**Set task**
Reproduce all of the material word for word.

**Records supplied**
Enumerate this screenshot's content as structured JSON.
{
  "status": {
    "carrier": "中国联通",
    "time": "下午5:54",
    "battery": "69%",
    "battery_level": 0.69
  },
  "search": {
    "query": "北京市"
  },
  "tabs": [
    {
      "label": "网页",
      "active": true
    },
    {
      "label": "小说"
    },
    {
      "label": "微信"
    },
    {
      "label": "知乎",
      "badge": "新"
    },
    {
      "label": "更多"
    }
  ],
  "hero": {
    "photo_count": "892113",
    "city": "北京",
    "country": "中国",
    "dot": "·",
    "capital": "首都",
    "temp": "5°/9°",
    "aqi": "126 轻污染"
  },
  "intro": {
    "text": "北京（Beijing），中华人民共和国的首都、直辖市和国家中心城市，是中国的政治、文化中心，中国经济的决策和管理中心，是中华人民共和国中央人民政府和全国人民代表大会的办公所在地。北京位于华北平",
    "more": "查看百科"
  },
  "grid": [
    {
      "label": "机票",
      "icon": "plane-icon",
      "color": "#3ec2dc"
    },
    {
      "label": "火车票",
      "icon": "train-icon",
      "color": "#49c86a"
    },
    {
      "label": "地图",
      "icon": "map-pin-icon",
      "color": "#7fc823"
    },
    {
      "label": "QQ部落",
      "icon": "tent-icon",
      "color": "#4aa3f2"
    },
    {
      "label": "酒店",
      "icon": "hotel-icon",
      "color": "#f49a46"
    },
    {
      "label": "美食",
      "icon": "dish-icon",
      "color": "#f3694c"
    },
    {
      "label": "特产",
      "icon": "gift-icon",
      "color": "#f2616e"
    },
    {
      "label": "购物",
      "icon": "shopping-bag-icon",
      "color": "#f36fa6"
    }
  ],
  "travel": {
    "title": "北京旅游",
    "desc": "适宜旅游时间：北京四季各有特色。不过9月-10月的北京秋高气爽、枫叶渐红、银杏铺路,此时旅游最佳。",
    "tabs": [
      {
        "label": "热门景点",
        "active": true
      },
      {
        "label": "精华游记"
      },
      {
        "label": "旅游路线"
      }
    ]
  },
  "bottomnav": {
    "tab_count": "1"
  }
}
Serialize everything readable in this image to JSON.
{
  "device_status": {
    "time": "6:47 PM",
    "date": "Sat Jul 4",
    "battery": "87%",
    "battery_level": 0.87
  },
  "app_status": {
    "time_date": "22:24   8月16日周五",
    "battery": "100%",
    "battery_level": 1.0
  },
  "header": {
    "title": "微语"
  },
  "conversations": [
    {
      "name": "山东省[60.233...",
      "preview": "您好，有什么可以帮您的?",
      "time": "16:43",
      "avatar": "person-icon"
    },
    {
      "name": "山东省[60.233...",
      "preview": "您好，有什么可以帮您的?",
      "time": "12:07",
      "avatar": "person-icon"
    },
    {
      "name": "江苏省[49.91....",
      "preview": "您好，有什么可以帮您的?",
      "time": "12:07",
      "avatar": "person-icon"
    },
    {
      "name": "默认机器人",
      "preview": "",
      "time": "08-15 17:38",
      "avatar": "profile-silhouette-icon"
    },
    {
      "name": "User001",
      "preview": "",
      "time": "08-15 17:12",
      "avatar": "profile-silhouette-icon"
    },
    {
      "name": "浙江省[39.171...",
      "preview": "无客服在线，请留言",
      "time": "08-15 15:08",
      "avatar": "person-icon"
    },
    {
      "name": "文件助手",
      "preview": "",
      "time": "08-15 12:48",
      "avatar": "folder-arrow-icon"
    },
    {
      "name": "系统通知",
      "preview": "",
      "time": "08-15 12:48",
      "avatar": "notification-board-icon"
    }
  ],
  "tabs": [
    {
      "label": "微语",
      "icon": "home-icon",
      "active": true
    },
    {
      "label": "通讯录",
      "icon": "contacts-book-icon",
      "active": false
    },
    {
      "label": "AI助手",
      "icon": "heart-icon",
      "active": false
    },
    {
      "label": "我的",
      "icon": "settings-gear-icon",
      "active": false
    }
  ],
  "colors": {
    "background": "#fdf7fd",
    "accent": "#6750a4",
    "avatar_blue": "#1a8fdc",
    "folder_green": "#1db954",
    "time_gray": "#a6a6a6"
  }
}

**Answer for the task**
Enumerate this screenshot's content as structured JSON.
{
  "status": {
    "carrier": "中国联通",
    "time": "下午5:54",
    "battery": "69%",
    "battery_level": 0.69
  },
  "search": {
    "query": "北京市"
  },
  "tabs": [
    {
      "label": "网页",
      "active": true
    },
    {
      "label": "小说"
    },
    {
      "label": "微信"
    },
    {
      "label": "知乎",
      "badge": "新"
    },
    {
      "label": "更多"
    }
  ],
  "hero": {
    "photo_count": "892113",
    "city": "北京",
    "country": "中国",
    "dot": "·",
    "capital": "首都",
    "temp": "5°/9°",
    "aqi": "126 轻污染"
  },
  "intro": {
    "text": "北京（Beijing），中华人民共和国的首都、直辖市和国家中心城市，是中国的政治、文化中心，中国经济的决策和管理中心，是中华人民共和国中央人民政府和全国人民代表大会的办公所在地。北京位于华北平",
    "more": "查看百科"
  },
  "grid": [
    {
      "label": "机票",
      "icon": "plane-icon",
      "color": "#3ec2dc"
    },
    {
      "label": "火车票",
      "icon": "train-icon",
      "color": "#49c86a"
    },
    {
      "label": "地图",
      "icon": "map-pin-icon",
      "color": "#7fc823"
    },
    {
      "label": "QQ部落",
      "icon": "tent-icon",
      "color": "#4aa3f2"
    },
    {
      "label": "酒店",
      "icon": "hotel-icon",
      "color": "#f49a46"
    },
    {
      "label": "美食",
      "icon": "dish-icon",
      "color": "#f3694c"
    },
    {
      "label": "特产",
      "icon": "gift-icon",
      "color": "#f2616e"
    },
    {
      "label": "购物",
      "icon": "shopping-bag-icon",
      "color": "#f36fa6"
    }
  ],
  "travel": {
    "title": "北京旅游",
    "desc": "适宜旅游时间：北京四季各有特色。不过9月-10月的北京秋高气爽、枫叶渐红、银杏铺路,此时旅游最佳。",
    "tabs": [
      {
        "label": "热门景点",
        "active": true
      },
      {
        "label": "精华游记"
      },
      {
        "label": "旅游路线"
      }
    ]
  },
  "bottomnav": {
    "tab_count": "1"
  }
}
Serialize everything readable in this image to JSON.
{
  "device_status": {
    "time": "6:47 PM",
    "date": "Sat Jul 4",
    "battery": "87%",
    "battery_level": 0.87
  },
  "app_status": {
    "time_date": "22:24   8月16日周五",
    "battery": "100%",
    "battery_level": 1.0
  },
  "header": {
    "title": "微语"
  },
  "conversations": [
    {
      "name": "山东省[60.233...",
      "preview": "您好，有什么可以帮您的?",
      "time": "16:43",
      "avatar": "person-icon"
    },
    {
      "name": "山东省[60.233...",
      "preview": "您好，有什么可以帮您的?",
      "time": "12:07",
      "avatar": "person-icon"
    },
    {
      "name": "江苏省[49.91....",
      "preview": "您好，有什么可以帮您的?",
      "time": "12:07",
      "avatar": "person-icon"
    },
    {
      "name": "默认机器人",
      "preview": "",
      "time": "08-15 17:38",
      "avatar": "profile-silhouette-icon"
    },
    {
      "name": "User001",
      "preview": "",
      "time": "08-15 17:12",
      "avatar": "profile-silhouette-icon"
    },
    {
      "name": "浙江省[39.171...",
      "preview": "无客服在线，请留言",
      "time": "08-15 15:08",
      "avatar": "person-icon"
    },
    {
      "name": "文件助手",
      "preview": "",
      "time": "08-15 12:48",
      "avatar": "folder-arrow-icon"
    },
    {
      "name": "系统通知",
      "preview": "",
      "time": "08-15 12:48",
      "avatar": "notification-board-icon"
    }
  ],
  "tabs": [
    {
      "label": "微语",
      "icon": "home-icon",
      "active": true
    },
    {
      "label": "通讯录",
      "icon": "contacts-book-icon",
      "active": false
    },
    {
      "label": "AI助手",
      "icon": "heart-icon",
      "active": false
    },
    {
      "label": "我的",
      "icon": "settings-gear-icon",
      "active": false
    }
  ],
  "colors": {
    "background": "#fdf7fd",
    "accent": "#6750a4",
    "avatar_blue": "#1a8fdc",
    "folder_green": "#1db954",
    "time_gray": "#a6a6a6"
  }
}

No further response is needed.